→ **Description of the task**
In the listing below, how many lines contain the word "JSON"? Please respond with the number only.

→ **Data for this exercise**

--

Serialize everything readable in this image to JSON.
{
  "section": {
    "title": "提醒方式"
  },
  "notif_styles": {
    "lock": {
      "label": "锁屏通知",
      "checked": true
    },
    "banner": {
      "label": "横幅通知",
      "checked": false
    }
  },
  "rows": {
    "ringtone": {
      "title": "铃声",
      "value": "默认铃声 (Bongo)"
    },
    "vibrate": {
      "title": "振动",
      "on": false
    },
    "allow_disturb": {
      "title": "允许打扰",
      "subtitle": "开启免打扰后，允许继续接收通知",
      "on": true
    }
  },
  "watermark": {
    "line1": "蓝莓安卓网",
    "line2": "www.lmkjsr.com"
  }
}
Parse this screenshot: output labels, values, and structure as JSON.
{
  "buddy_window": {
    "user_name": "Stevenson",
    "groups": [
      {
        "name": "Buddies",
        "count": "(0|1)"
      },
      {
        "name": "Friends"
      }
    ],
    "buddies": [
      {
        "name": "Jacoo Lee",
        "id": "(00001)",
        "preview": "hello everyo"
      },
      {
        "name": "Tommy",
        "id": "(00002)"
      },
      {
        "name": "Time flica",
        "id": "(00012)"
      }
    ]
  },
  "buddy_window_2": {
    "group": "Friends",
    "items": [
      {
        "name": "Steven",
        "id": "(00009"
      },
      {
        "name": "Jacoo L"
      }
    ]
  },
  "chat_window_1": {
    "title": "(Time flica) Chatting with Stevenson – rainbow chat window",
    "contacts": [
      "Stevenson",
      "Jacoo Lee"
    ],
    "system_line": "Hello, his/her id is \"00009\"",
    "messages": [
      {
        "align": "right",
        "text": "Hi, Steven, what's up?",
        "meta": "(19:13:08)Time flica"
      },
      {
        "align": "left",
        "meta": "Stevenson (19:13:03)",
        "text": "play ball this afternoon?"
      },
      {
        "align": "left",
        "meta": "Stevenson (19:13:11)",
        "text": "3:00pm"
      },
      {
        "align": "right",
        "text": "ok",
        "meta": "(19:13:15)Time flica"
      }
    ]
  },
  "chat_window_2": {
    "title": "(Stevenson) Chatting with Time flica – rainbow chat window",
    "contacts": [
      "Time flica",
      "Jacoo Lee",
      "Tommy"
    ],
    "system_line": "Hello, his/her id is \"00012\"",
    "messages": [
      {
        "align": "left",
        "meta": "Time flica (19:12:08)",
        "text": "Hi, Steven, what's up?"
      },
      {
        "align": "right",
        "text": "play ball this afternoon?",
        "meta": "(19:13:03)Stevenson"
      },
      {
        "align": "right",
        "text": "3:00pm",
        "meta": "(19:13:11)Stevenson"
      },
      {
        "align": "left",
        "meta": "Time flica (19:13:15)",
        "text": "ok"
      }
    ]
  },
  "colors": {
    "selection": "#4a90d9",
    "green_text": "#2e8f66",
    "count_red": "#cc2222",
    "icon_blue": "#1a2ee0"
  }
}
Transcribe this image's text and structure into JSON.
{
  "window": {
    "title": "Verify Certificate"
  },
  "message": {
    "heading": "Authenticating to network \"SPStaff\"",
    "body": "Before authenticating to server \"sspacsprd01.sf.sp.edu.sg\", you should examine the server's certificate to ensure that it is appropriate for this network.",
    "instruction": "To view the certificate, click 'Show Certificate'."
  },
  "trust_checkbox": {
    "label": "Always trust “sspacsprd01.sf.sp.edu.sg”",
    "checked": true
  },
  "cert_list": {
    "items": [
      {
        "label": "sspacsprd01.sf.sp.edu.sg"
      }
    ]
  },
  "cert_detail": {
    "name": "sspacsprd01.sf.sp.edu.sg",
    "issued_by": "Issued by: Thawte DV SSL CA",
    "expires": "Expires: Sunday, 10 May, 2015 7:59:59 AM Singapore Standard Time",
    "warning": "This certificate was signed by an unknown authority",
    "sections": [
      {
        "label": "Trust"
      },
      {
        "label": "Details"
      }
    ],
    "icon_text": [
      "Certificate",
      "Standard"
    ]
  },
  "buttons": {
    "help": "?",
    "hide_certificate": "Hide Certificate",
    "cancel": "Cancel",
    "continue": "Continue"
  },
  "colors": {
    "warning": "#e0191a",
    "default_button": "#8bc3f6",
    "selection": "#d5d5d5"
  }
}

--

→ **The response**
3